Identify and pull out each line of the entries in which "JSON" occurs.

####################

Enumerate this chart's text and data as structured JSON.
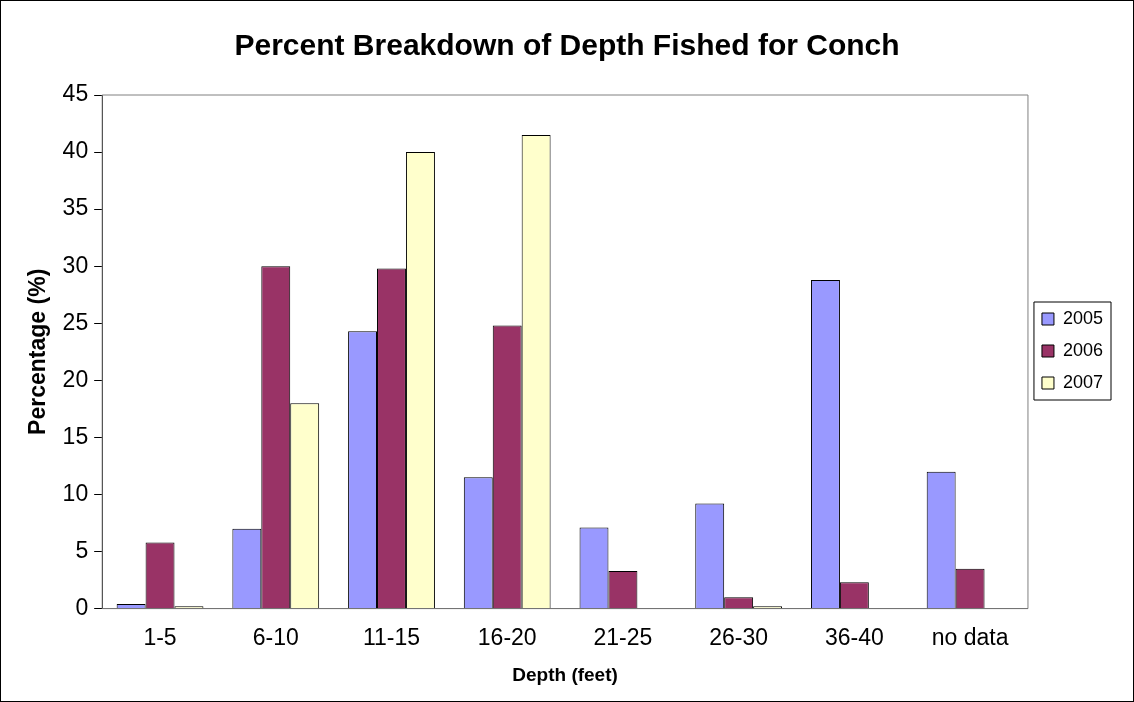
{
  "chart_data": {
    "type": "bar",
    "title": "Percent Breakdown of Depth Fished for Conch",
    "xlabel": "Depth (feet)",
    "ylabel": "Percentage (%)",
    "categories": [
      "1-5",
      "6-10",
      "11-15",
      "16-20",
      "21-25",
      "26-30",
      "36-40",
      "no data"
    ],
    "series": [
      {
        "name": "2005",
        "color": "#9999ff",
        "values": [
          0.4,
          7,
          24.3,
          11.5,
          7.1,
          9.2,
          28.8,
          12
        ]
      },
      {
        "name": "2006",
        "color": "#993366",
        "values": [
          5.8,
          30,
          29.8,
          24.8,
          3.3,
          1,
          2.3,
          3.5
        ]
      },
      {
        "name": "2007",
        "color": "#ffffcc",
        "values": [
          0.2,
          18,
          40,
          41.5,
          0,
          0.2,
          0,
          0
        ]
      }
    ],
    "ylim": [
      0,
      45
    ],
    "yticks": [
      0,
      5,
      10,
      15,
      20,
      25,
      30,
      35,
      40,
      45
    ],
    "grid": false,
    "legend": "right"
  }
}
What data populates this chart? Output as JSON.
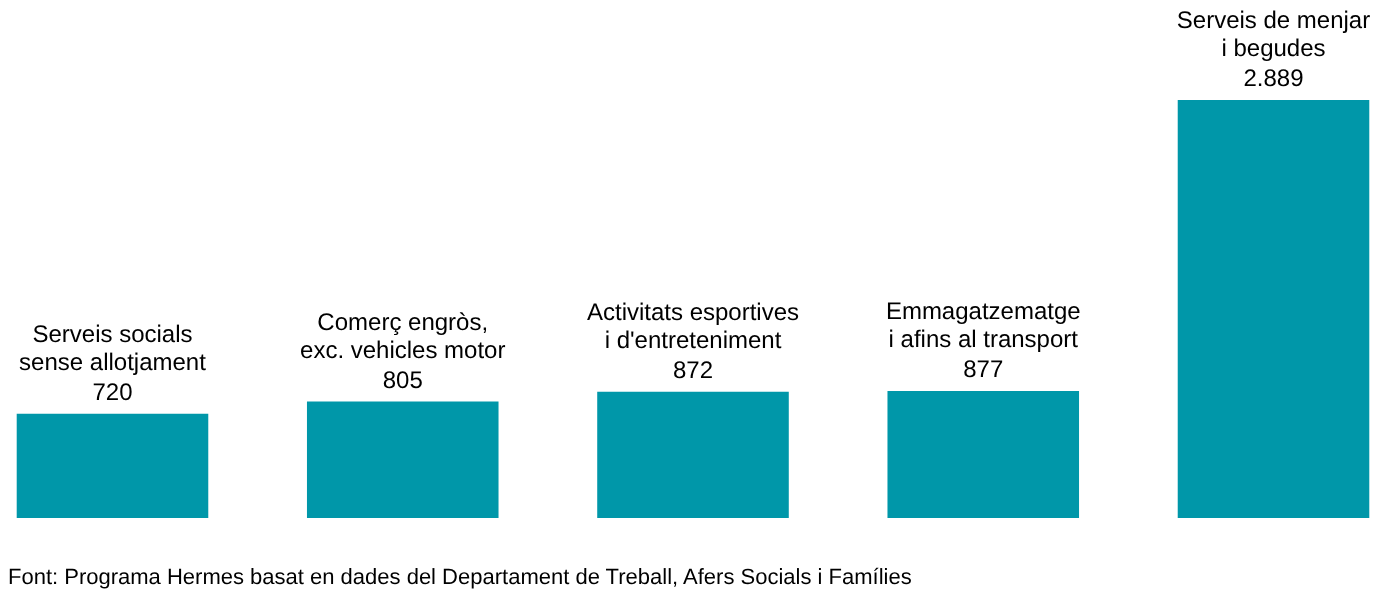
{
  "chart_data": {
    "type": "bar",
    "categories": [
      "Serveis socials\nsense allotjament",
      "Comerç engròs,\nexc. vehicles motor",
      "Activitats esportives\ni d'entreteniment",
      "Emmagatzematge\ni afins al transport",
      "Serveis de menjar\ni begudes"
    ],
    "values": [
      720,
      805,
      872,
      877,
      2889
    ],
    "value_labels": [
      "720",
      "805",
      "872",
      "877",
      "2.889"
    ],
    "color": "#0097a9",
    "annotations": [
      "Font: Programa Hermes basat en dades del Departament de Treball, Afers Socials i Famílies"
    ]
  }
}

####################

## RESULT OF THIS TASK
Enumerate this chart's text and data as structured JSON.
What data populates this chart? Output as JSON.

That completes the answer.